* REQUIRED WORK *
Pull every line of the entries that has the word "start".

* TASK DATA *
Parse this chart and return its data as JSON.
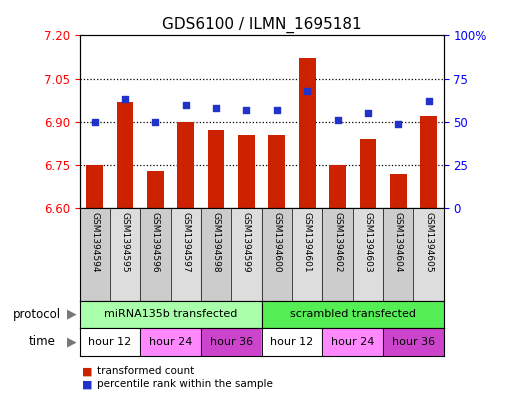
{
  "title": "GDS6100 / ILMN_1695181",
  "samples": [
    "GSM1394594",
    "GSM1394595",
    "GSM1394596",
    "GSM1394597",
    "GSM1394598",
    "GSM1394599",
    "GSM1394600",
    "GSM1394601",
    "GSM1394602",
    "GSM1394603",
    "GSM1394604",
    "GSM1394605"
  ],
  "transformed_count": [
    6.75,
    6.97,
    6.73,
    6.9,
    6.87,
    6.855,
    6.855,
    7.12,
    6.75,
    6.84,
    6.72,
    6.92
  ],
  "percentile_rank": [
    50,
    63,
    50,
    60,
    58,
    57,
    57,
    68,
    51,
    55,
    49,
    62
  ],
  "ylim_left": [
    6.6,
    7.2
  ],
  "ylim_right": [
    0,
    100
  ],
  "yticks_left": [
    6.6,
    6.75,
    6.9,
    7.05,
    7.2
  ],
  "yticks_right": [
    0,
    25,
    50,
    75,
    100
  ],
  "hlines": [
    6.75,
    6.9,
    7.05
  ],
  "bar_color": "#CC2200",
  "dot_color": "#2233CC",
  "bar_width": 0.55,
  "protocol_groups": [
    {
      "label": "miRNA135b transfected",
      "start": 0,
      "end": 6,
      "color": "#AAFFAA"
    },
    {
      "label": "scrambled transfected",
      "start": 6,
      "end": 12,
      "color": "#55EE55"
    }
  ],
  "time_groups": [
    {
      "label": "hour 12",
      "start": 0,
      "end": 2,
      "color": "#FFFFFF"
    },
    {
      "label": "hour 24",
      "start": 2,
      "end": 4,
      "color": "#FF88FF"
    },
    {
      "label": "hour 36",
      "start": 4,
      "end": 6,
      "color": "#CC44CC"
    },
    {
      "label": "hour 12",
      "start": 6,
      "end": 8,
      "color": "#FFFFFF"
    },
    {
      "label": "hour 24",
      "start": 8,
      "end": 10,
      "color": "#FF88FF"
    },
    {
      "label": "hour 36",
      "start": 10,
      "end": 12,
      "color": "#CC44CC"
    }
  ],
  "legend_items": [
    {
      "label": "transformed count",
      "color": "#CC2200"
    },
    {
      "label": "percentile rank within the sample",
      "color": "#2233CC"
    }
  ],
  "protocol_label": "protocol",
  "time_label": "time",
  "title_fontsize": 11,
  "tick_fontsize": 8.5,
  "label_fontsize": 8.5,
  "sample_colors": [
    "#CCCCCC",
    "#DDDDDD",
    "#CCCCCC",
    "#DDDDDD",
    "#CCCCCC",
    "#DDDDDD",
    "#CCCCCC",
    "#DDDDDD",
    "#CCCCCC",
    "#DDDDDD",
    "#CCCCCC",
    "#DDDDDD"
  ]
}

* EXERCISE OUTPUT *
      "start": 0,
      "start": 6,
      "start": 0,
      "start": 2,
      "start": 4,
      "start": 6,
      "start": 8,
      "start": 10,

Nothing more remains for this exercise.